> [WHAT NEEDS TO BE DONE] Check the listing below for lines that hold "Narrow". How many are there? Please give only the number.

> [PROVIDED RECORDS]
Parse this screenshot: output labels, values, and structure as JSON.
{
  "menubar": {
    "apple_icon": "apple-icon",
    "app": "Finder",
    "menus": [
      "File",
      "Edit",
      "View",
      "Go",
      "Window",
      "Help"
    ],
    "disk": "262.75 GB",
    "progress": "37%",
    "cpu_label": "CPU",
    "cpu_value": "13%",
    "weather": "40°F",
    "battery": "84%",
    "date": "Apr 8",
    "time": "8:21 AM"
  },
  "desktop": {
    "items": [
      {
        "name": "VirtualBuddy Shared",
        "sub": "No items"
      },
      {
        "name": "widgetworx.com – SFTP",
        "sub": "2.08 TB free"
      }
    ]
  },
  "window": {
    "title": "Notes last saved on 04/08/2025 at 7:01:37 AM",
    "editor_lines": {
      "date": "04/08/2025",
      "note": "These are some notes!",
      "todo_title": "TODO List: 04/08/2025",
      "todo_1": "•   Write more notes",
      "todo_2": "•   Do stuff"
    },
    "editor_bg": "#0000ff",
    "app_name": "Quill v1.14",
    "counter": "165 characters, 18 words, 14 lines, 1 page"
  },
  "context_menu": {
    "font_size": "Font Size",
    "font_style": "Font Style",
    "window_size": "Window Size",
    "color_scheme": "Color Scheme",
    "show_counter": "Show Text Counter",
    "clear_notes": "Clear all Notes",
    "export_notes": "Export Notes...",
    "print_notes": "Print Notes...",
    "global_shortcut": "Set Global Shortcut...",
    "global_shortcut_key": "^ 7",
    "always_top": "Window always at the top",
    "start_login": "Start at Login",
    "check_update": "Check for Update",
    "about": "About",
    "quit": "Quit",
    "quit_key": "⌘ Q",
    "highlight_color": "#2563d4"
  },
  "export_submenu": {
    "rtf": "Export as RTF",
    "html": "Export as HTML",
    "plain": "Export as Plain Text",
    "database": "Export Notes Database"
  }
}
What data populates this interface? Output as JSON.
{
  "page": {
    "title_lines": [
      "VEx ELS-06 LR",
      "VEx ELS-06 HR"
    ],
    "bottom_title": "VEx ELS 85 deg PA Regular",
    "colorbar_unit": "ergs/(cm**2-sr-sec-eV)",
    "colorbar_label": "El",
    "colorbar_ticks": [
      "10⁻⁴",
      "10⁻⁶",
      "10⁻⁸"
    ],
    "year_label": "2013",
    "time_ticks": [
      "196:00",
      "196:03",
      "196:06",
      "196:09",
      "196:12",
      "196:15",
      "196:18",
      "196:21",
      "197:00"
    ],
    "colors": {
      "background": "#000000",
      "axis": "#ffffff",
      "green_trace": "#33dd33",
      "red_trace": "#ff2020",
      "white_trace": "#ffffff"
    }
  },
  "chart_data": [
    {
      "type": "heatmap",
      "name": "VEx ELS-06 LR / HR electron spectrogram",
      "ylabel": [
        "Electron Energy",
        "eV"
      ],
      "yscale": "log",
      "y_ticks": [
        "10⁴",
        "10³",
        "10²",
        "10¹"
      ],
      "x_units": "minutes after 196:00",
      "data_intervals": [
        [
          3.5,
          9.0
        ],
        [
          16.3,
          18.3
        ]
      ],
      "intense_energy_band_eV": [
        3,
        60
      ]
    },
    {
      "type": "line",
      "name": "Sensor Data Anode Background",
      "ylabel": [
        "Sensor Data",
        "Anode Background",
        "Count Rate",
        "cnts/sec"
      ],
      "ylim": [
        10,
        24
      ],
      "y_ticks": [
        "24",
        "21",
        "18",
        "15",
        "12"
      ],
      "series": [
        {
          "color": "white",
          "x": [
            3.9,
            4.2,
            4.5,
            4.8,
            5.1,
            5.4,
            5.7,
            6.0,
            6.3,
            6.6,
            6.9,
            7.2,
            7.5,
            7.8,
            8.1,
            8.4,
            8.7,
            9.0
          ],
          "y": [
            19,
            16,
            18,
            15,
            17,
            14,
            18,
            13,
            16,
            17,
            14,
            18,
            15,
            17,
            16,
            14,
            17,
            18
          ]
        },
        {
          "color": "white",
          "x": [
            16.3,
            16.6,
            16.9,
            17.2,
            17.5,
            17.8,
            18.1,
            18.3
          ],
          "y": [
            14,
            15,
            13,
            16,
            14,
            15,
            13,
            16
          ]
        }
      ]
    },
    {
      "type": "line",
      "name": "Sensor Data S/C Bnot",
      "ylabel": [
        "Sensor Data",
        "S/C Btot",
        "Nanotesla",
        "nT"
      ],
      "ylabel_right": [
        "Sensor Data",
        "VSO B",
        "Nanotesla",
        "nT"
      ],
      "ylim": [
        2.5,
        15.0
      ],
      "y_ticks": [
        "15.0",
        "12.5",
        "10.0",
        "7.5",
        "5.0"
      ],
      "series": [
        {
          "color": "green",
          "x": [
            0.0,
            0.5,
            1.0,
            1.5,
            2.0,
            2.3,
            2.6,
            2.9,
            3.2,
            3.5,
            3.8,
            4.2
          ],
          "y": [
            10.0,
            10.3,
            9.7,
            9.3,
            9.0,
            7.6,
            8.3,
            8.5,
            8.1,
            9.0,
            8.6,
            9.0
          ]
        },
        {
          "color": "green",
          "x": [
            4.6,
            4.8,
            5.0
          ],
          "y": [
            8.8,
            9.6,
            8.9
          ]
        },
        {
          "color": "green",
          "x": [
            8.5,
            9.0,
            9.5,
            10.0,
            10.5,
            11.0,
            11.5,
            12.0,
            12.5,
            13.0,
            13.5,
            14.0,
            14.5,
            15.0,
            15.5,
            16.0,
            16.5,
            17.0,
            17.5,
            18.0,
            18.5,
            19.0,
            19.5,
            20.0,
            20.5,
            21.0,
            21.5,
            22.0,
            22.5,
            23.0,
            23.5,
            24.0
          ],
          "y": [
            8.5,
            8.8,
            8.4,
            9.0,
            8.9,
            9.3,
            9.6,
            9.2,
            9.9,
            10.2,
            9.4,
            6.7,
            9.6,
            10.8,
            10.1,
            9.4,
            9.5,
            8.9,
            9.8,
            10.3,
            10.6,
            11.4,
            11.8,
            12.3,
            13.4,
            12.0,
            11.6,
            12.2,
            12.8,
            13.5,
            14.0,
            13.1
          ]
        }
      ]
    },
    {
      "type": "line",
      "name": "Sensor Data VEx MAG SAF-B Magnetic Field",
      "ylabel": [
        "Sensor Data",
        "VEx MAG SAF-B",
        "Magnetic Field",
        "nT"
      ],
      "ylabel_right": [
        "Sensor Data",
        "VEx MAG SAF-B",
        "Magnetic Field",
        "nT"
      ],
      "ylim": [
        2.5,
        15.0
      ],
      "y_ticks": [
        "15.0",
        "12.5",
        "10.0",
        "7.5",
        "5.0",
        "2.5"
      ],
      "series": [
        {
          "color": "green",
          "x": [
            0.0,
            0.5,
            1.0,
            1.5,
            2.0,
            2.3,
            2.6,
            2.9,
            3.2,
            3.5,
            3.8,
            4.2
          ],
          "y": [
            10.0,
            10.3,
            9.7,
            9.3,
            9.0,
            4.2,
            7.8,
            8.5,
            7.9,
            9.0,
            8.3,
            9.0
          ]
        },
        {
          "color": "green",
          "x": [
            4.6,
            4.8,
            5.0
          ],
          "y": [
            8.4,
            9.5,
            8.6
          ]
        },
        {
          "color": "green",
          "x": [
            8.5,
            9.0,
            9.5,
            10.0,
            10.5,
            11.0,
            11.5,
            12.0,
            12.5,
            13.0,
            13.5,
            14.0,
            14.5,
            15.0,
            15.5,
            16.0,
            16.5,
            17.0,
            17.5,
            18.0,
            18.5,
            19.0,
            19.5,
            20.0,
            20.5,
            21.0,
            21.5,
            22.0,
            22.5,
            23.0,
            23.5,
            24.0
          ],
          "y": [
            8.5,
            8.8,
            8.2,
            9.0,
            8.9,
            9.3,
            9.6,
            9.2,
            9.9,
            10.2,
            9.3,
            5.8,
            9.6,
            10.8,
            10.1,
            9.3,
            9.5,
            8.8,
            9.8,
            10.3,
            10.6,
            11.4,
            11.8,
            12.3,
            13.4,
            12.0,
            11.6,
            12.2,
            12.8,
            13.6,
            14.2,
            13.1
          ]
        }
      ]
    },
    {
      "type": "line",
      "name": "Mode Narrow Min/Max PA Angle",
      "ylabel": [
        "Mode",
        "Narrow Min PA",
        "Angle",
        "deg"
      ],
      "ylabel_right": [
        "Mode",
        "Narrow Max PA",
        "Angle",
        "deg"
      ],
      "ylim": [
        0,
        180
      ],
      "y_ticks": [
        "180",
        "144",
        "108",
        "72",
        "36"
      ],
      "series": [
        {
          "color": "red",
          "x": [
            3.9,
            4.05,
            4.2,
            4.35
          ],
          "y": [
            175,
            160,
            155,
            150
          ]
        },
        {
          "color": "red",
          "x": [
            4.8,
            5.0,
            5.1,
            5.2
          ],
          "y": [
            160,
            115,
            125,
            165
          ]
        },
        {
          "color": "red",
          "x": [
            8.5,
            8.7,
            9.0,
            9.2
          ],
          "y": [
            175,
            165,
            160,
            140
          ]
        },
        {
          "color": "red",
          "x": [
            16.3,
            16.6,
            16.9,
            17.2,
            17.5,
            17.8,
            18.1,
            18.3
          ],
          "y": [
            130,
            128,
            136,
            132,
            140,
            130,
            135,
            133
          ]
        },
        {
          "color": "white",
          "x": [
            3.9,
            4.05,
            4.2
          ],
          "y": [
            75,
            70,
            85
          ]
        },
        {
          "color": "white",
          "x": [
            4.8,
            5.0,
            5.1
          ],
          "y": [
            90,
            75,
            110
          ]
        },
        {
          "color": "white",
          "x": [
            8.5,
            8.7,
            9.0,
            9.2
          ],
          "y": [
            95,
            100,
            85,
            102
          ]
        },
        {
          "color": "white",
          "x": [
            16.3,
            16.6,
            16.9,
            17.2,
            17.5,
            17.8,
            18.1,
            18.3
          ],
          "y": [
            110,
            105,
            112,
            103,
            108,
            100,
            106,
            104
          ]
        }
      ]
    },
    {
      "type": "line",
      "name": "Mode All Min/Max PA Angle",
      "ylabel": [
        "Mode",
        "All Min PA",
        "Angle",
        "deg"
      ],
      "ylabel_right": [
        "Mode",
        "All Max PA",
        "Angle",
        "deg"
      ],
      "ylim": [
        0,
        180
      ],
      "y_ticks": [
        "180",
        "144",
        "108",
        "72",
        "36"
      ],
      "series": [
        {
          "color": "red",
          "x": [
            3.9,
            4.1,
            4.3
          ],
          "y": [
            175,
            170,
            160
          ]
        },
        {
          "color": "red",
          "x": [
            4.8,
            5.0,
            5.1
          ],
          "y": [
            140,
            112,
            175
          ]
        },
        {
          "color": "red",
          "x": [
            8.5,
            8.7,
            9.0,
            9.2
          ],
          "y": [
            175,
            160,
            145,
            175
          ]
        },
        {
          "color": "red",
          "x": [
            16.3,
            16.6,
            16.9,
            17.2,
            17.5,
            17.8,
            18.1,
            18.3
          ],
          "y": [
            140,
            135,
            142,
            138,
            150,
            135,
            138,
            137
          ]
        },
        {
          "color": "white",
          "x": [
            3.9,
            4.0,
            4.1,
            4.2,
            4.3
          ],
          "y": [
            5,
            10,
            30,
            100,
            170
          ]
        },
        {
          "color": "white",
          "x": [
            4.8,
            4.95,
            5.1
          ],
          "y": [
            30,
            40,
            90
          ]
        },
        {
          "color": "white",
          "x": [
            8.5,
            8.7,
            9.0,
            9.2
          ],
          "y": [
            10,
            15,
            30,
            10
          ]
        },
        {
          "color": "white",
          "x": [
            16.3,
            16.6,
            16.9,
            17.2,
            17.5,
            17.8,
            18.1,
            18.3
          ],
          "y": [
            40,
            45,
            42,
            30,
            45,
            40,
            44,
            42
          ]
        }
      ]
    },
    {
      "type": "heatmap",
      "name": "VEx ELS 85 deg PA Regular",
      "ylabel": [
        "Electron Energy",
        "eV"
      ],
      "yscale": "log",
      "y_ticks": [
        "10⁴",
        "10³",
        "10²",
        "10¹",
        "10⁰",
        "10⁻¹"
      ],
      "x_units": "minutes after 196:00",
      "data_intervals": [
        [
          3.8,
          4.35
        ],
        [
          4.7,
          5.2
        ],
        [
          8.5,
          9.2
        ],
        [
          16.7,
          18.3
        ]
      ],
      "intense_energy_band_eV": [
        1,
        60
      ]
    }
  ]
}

==

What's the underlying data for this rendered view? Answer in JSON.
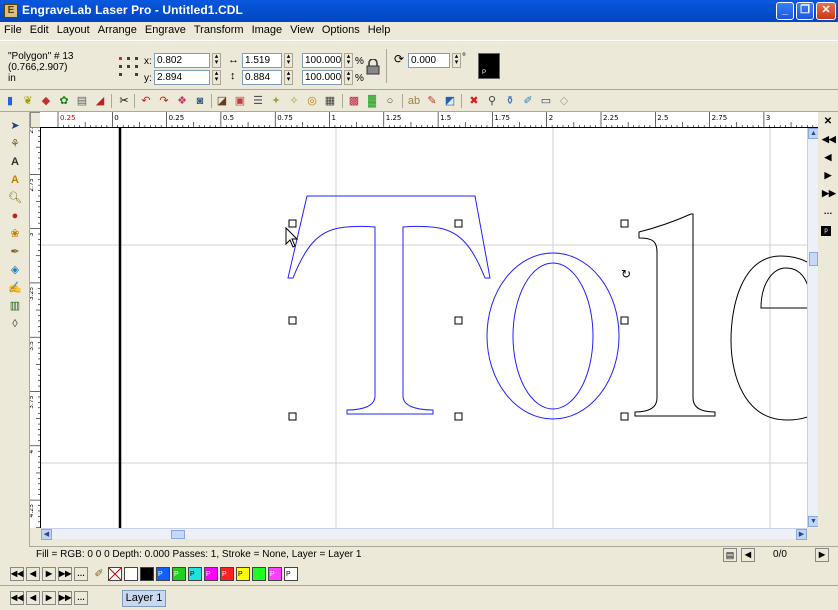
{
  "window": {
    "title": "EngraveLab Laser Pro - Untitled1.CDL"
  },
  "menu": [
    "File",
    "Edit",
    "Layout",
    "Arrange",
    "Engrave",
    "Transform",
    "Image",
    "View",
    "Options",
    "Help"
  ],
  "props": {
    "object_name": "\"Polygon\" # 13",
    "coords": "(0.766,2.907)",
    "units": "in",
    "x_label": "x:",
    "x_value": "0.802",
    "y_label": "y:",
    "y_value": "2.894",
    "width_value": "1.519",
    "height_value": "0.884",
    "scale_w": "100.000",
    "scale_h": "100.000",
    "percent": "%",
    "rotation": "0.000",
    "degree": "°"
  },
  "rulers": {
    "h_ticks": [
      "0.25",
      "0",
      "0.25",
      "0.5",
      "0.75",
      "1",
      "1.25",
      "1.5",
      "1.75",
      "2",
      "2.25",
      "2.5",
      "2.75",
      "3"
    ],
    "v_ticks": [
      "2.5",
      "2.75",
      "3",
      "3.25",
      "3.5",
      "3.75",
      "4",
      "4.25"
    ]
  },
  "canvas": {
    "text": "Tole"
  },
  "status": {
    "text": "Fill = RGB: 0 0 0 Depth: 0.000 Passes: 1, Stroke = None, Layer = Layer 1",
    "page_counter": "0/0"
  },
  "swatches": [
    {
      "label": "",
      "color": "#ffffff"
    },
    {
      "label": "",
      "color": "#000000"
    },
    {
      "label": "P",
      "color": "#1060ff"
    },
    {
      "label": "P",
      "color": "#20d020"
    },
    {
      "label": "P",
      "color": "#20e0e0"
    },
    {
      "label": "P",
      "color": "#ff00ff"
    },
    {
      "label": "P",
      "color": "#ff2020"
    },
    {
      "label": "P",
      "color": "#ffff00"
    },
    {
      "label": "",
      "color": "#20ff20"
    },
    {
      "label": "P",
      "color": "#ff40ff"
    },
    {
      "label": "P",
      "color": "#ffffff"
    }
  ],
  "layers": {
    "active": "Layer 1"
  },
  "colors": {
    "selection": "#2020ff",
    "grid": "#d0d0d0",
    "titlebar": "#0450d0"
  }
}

> [WRITTEN RESPONSE] 3